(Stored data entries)
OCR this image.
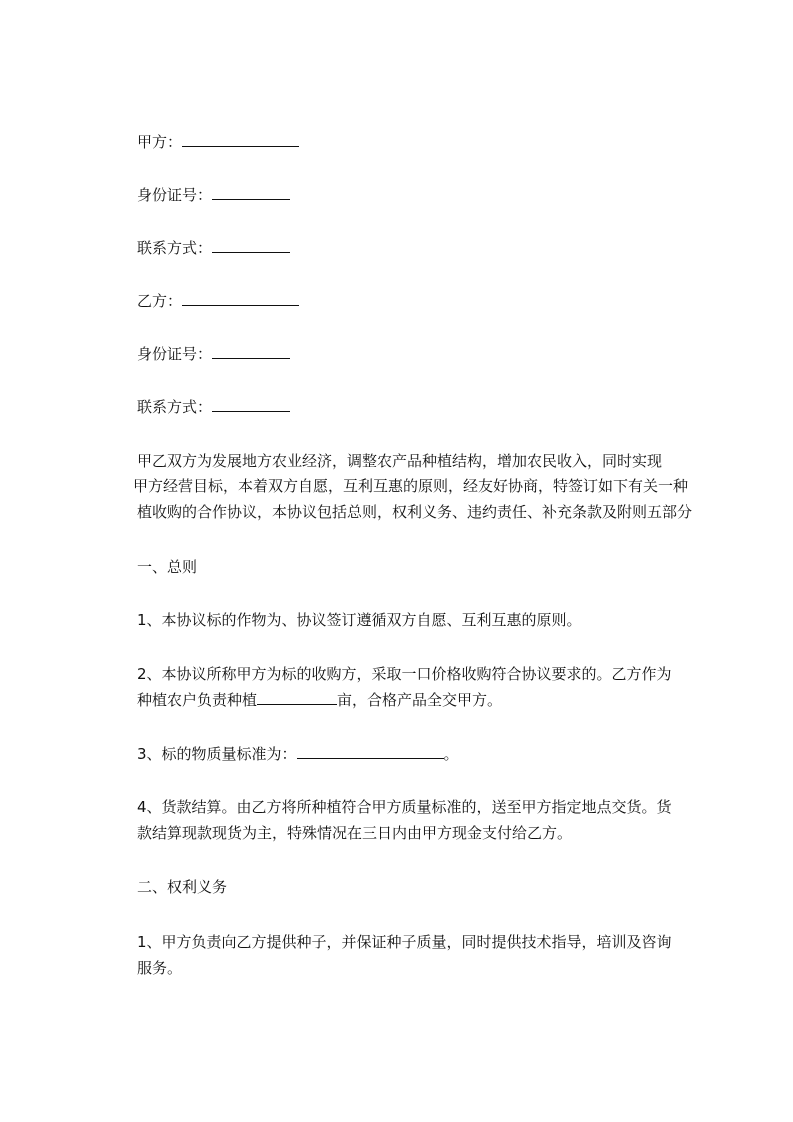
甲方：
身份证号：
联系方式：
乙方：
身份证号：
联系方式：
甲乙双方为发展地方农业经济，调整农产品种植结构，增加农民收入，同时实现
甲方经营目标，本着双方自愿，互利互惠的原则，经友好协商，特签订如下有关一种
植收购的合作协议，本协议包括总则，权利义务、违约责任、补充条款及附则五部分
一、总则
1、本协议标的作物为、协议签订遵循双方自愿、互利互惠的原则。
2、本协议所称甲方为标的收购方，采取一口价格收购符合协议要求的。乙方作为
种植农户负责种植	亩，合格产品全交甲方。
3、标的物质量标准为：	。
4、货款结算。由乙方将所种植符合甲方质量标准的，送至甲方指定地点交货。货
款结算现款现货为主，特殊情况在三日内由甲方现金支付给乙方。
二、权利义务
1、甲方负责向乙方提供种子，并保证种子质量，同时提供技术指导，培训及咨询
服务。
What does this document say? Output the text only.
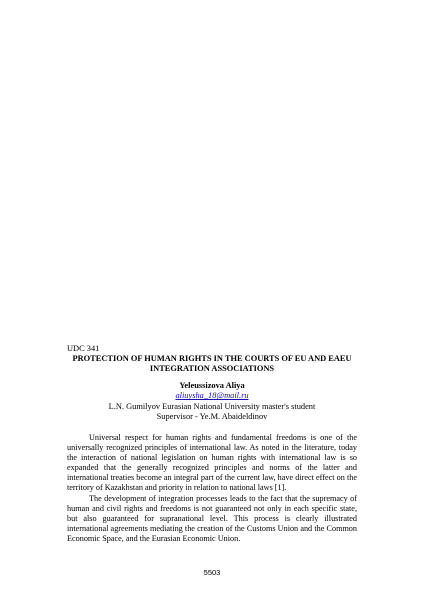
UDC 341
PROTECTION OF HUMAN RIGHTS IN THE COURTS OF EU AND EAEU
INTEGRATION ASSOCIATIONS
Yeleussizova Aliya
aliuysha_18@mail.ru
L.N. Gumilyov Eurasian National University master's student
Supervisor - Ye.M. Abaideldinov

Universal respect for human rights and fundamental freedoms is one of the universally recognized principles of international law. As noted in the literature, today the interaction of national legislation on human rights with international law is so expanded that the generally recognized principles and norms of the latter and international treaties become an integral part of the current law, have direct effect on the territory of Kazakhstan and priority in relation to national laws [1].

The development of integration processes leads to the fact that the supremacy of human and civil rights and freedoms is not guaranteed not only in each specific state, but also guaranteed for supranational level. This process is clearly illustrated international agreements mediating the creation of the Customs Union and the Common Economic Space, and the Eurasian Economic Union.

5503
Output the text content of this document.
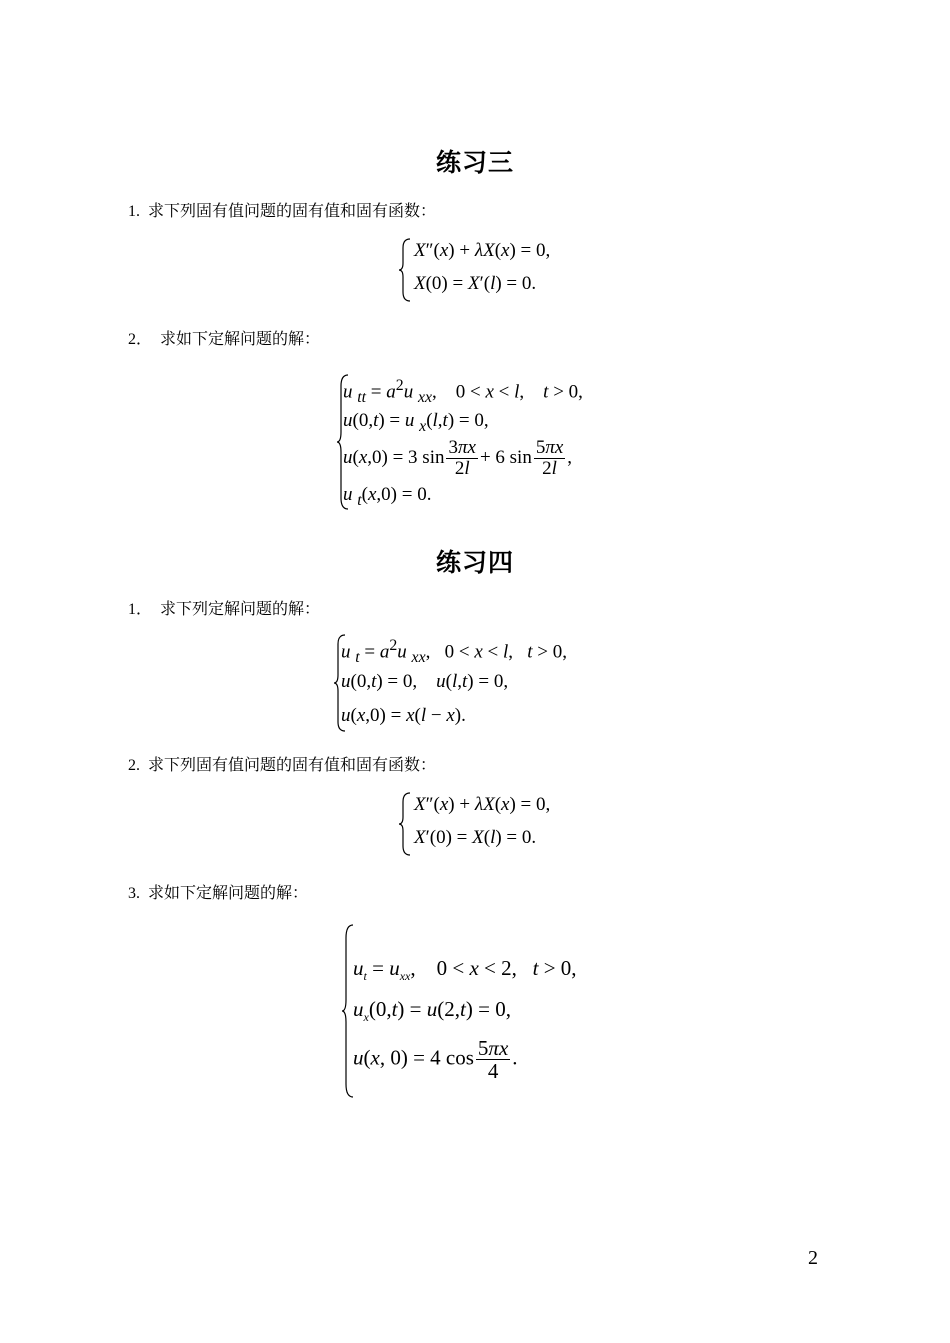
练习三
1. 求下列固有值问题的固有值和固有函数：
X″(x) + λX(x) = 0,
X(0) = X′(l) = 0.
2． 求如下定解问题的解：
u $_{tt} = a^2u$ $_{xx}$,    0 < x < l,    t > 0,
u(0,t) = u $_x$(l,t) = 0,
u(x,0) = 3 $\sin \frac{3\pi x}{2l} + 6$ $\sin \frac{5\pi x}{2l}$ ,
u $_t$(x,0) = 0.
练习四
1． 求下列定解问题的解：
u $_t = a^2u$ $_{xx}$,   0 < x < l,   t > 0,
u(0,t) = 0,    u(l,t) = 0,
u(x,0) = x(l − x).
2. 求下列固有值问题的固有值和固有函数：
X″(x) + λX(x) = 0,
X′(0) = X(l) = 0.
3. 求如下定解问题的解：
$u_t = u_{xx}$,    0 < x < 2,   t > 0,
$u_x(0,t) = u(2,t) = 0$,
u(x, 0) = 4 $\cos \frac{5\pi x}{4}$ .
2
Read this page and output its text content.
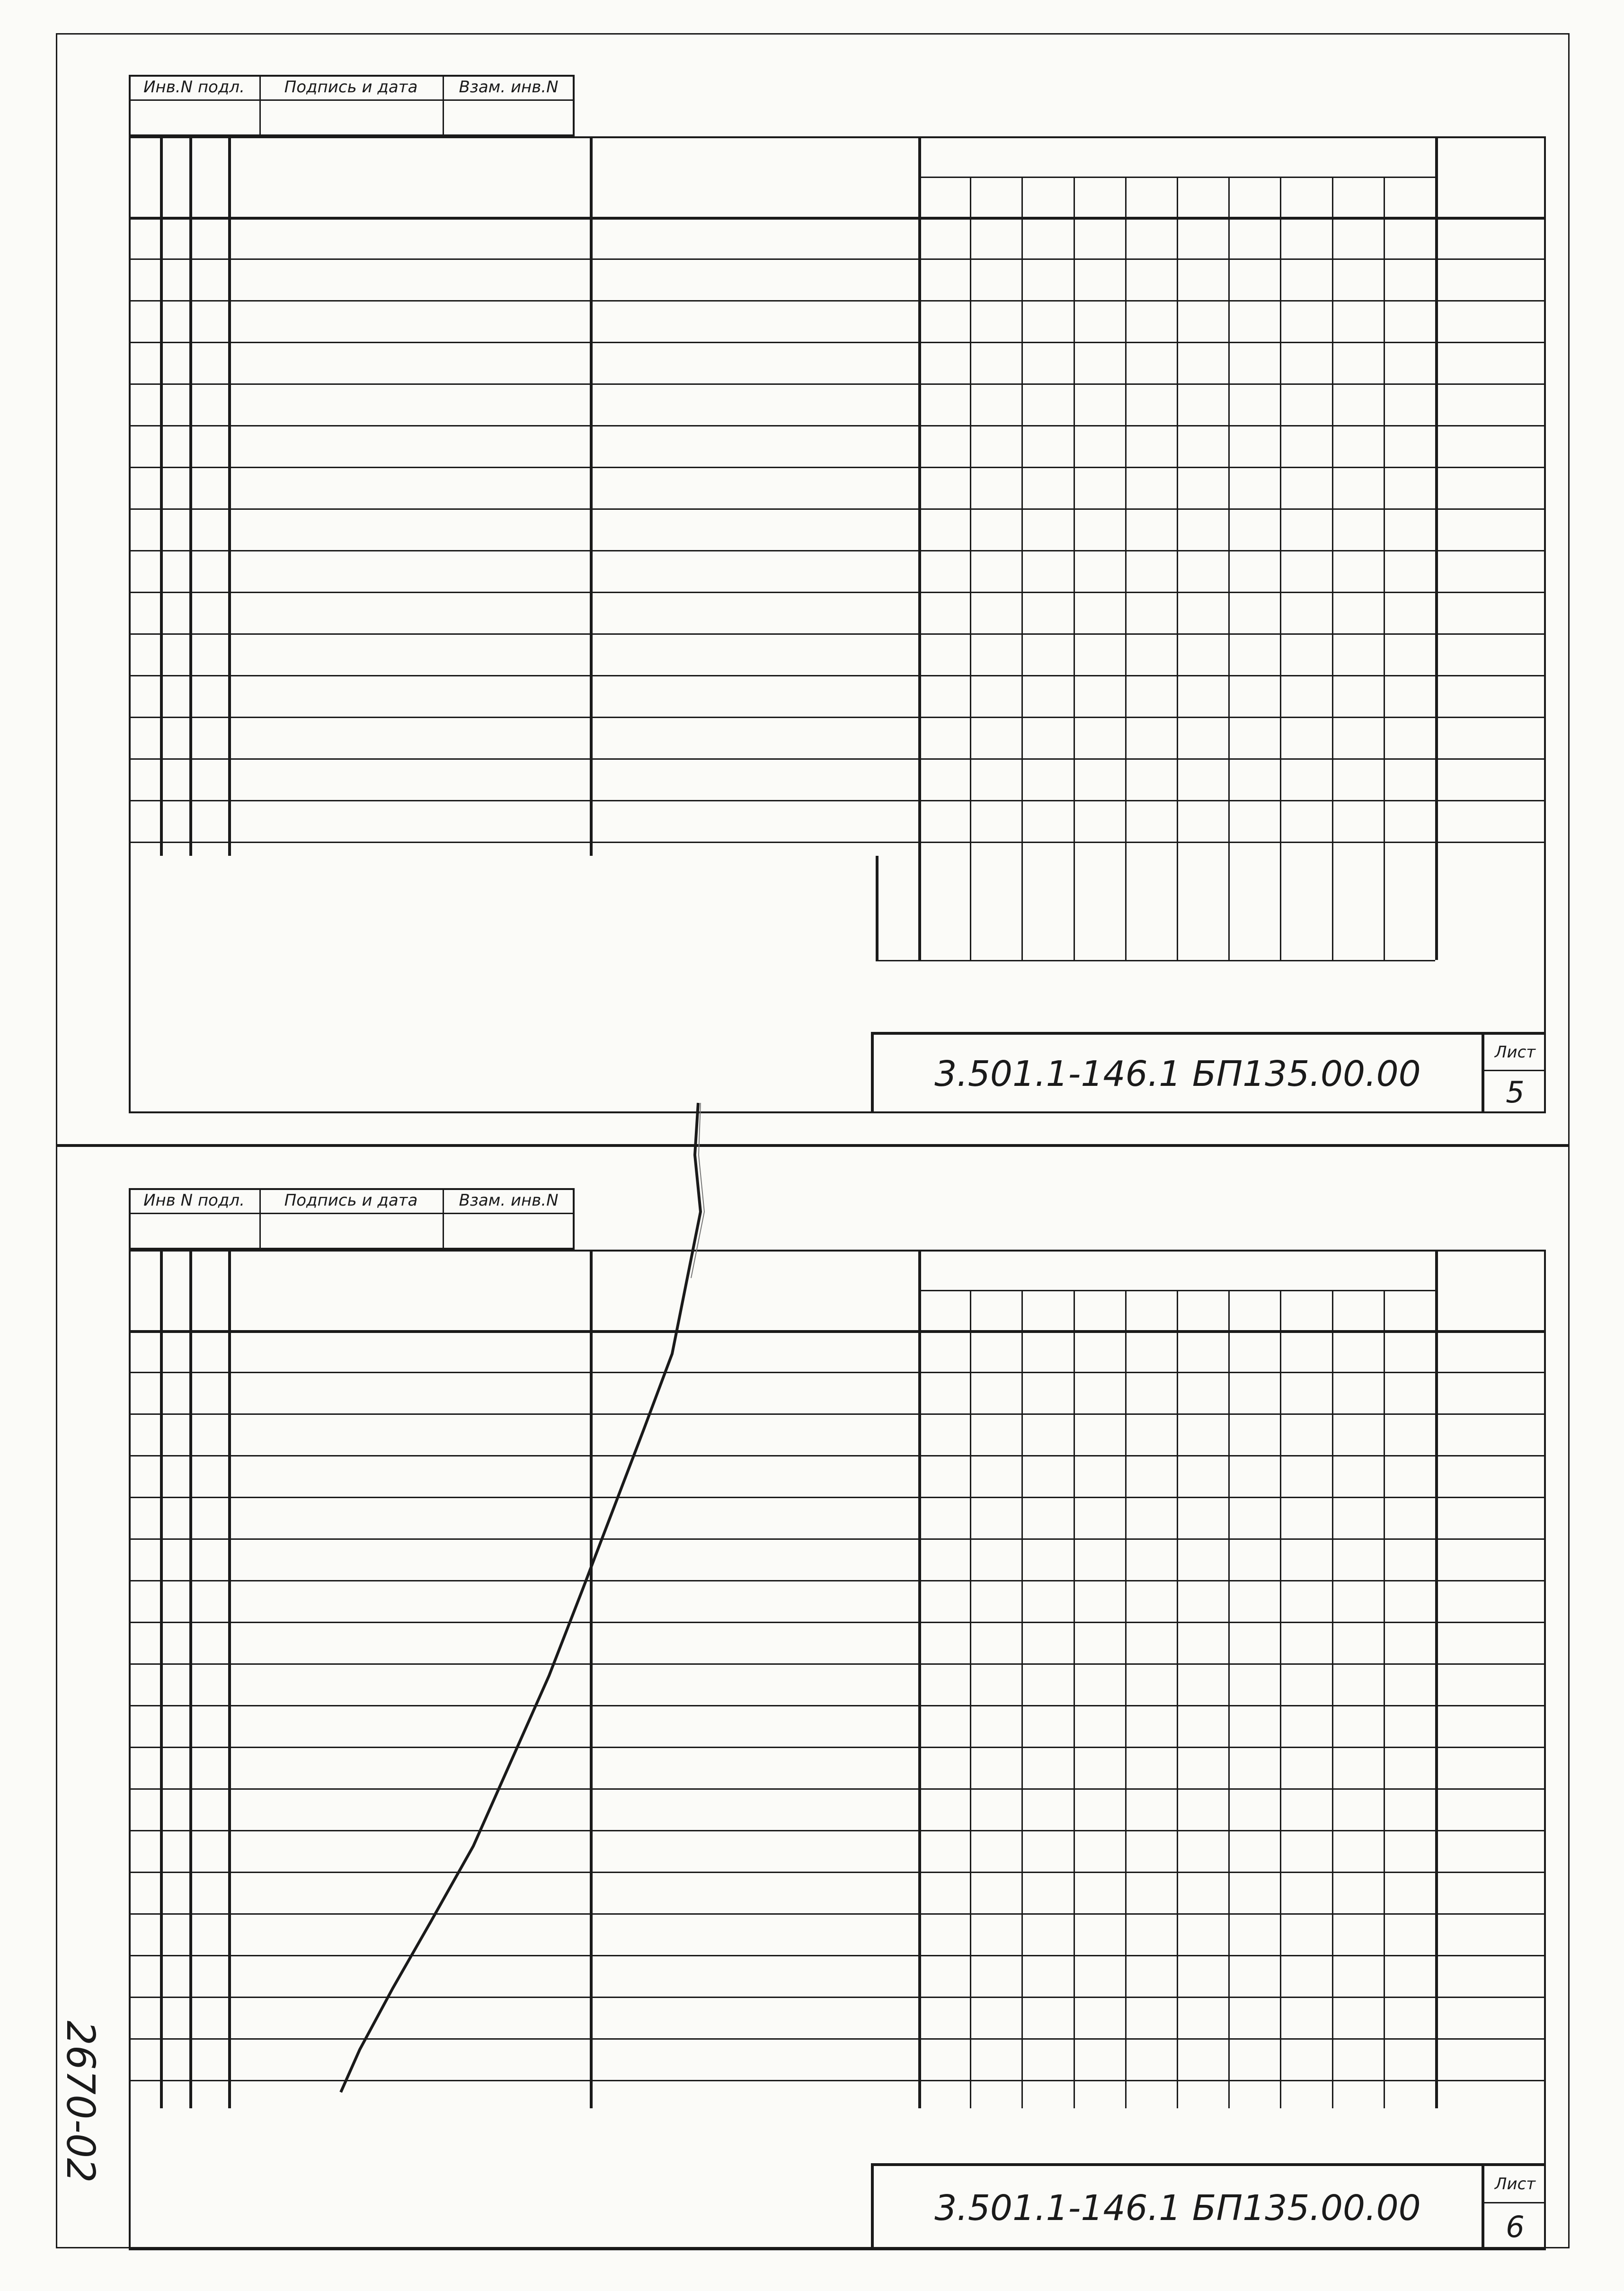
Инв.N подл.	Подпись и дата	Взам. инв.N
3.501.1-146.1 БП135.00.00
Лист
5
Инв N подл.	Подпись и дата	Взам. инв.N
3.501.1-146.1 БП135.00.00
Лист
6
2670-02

**Required task**:
Quote the records above in full, dropping each picture.

**Output of the exercise**:
OCR this image.
甲方：
身份证号：
联系方式：
乙方：
身份证号：
联系方式：
甲乙双方为发展地方农业经济，调整农产品种植结构，增加农民收入，同时实现
甲方经营目标，本着双方自愿，互利互惠的原则，经友好协商，特签订如下有关一种
植收购的合作协议，本协议包括总则，权利义务、违约责任、补充条款及附则五部分
一、总则
1、本协议标的作物为、协议签订遵循双方自愿、互利互惠的原则。
2、本协议所称甲方为标的收购方，采取一口价格收购符合协议要求的。乙方作为
种植农户负责种植	亩，合格产品全交甲方。
3、标的物质量标准为：	。
4、货款结算。由乙方将所种植符合甲方质量标准的，送至甲方指定地点交货。货
款结算现款现货为主，特殊情况在三日内由甲方现金支付给乙方。
二、权利义务
1、甲方负责向乙方提供种子，并保证种子质量，同时提供技术指导，培训及咨询
服务。
What does this document say? Output the text only.
UDC 341
PROTECTION OF HUMAN RIGHTS IN THE COURTS OF EU AND EAEU
INTEGRATION ASSOCIATIONS
Yeleussizova Aliya
aliuysha_18@mail.ru
L.N. Gumilyov Eurasian National University master's student
Supervisor - Ye.M. Abaideldinov

Universal respect for human rights and fundamental freedoms is one of the universally recognized principles of international law. As noted in the literature, today the interaction of national legislation on human rights with international law is so expanded that the generally recognized principles and norms of the latter and international treaties become an integral part of the current law, have direct effect on the territory of Kazakhstan and priority in relation to national laws [1].

The development of integration processes leads to the fact that the supremacy of human and civil rights and freedoms is not guaranteed not only in each specific state, but also guaranteed for supranational level. This process is clearly illustrated international agreements mediating the creation of the Customs Union and the Common Economic Space, and the Eurasian Economic Union.

5503
Output the text content of this document.
练习三
1. 求下列固有值问题的固有值和固有函数：
X″(x) + λX(x) = 0,
X(0) = X′(l) = 0.
2． 求如下定解问题的解：
u $_{tt} = a^2u$ $_{xx}$,    0 < x < l,    t > 0,
u(0,t) = u $_x$(l,t) = 0,
u(x,0) = 3 $\sin \frac{3\pi x}{2l} + 6$ $\sin \frac{5\pi x}{2l}$ ,
u $_t$(x,0) = 0.
练习四
1． 求下列定解问题的解：
u $_t = a^2u$ $_{xx}$,   0 < x < l,   t > 0,
u(0,t) = 0,    u(l,t) = 0,
u(x,0) = x(l − x).
2. 求下列固有值问题的固有值和固有函数：
X″(x) + λX(x) = 0,
X′(0) = X(l) = 0.
3. 求如下定解问题的解：
$u_t = u_{xx}$,    0 < x < 2,   t > 0,
$u_x(0,t) = u(2,t) = 0$,
u(x, 0) = 4 $\cos \frac{5\pi x}{4}$ .
2
Read this page and output its text content.
Инв.N подл.	Подпись и дата	Взам. инв.N
3.501.1-146.1 БП135.00.00
Лист
5
Инв N подл.	Подпись и дата	Взам. инв.N
3.501.1-146.1 БП135.00.00
Лист
6
2670-02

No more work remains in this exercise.